## TASK DIRECTIONS
Transcribe the data that follows precisely, omitting nothing.

Stored data:
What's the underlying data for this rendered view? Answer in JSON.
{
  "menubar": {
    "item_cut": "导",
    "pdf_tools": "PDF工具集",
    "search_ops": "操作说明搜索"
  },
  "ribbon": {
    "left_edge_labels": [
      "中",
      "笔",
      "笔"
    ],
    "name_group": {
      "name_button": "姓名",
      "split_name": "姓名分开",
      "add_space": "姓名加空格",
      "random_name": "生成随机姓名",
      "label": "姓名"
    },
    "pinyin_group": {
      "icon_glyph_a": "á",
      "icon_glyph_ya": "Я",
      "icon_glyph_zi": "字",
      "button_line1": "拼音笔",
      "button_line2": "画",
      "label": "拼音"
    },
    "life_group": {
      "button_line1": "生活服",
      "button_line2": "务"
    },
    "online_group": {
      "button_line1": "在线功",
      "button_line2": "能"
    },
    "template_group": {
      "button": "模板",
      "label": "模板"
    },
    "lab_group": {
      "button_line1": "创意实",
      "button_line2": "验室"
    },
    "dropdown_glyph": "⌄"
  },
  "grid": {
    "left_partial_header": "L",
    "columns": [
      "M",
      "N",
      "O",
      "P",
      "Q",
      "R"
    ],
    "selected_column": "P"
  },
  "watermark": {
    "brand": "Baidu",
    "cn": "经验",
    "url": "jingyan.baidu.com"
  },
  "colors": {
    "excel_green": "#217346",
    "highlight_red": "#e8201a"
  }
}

## TASK SOLUTION
What's the underlying data for this rendered view? Answer in JSON.
{
  "menubar": {
    "item_cut": "导",
    "pdf_tools": "PDF工具集",
    "search_ops": "操作说明搜索"
  },
  "ribbon": {
    "left_edge_labels": [
      "中",
      "笔",
      "笔"
    ],
    "name_group": {
      "name_button": "姓名",
      "split_name": "姓名分开",
      "add_space": "姓名加空格",
      "random_name": "生成随机姓名",
      "label": "姓名"
    },
    "pinyin_group": {
      "icon_glyph_a": "á",
      "icon_glyph_ya": "Я",
      "icon_glyph_zi": "字",
      "button_line1": "拼音笔",
      "button_line2": "画",
      "label": "拼音"
    },
    "life_group": {
      "button_line1": "生活服",
      "button_line2": "务"
    },
    "online_group": {
      "button_line1": "在线功",
      "button_line2": "能"
    },
    "template_group": {
      "button": "模板",
      "label": "模板"
    },
    "lab_group": {
      "button_line1": "创意实",
      "button_line2": "验室"
    },
    "dropdown_glyph": "⌄"
  },
  "grid": {
    "left_partial_header": "L",
    "columns": [
      "M",
      "N",
      "O",
      "P",
      "Q",
      "R"
    ],
    "selected_column": "P"
  },
  "watermark": {
    "brand": "Baidu",
    "cn": "经验",
    "url": "jingyan.baidu.com"
  },
  "colors": {
    "excel_green": "#217346",
    "highlight_red": "#e8201a"
  }
}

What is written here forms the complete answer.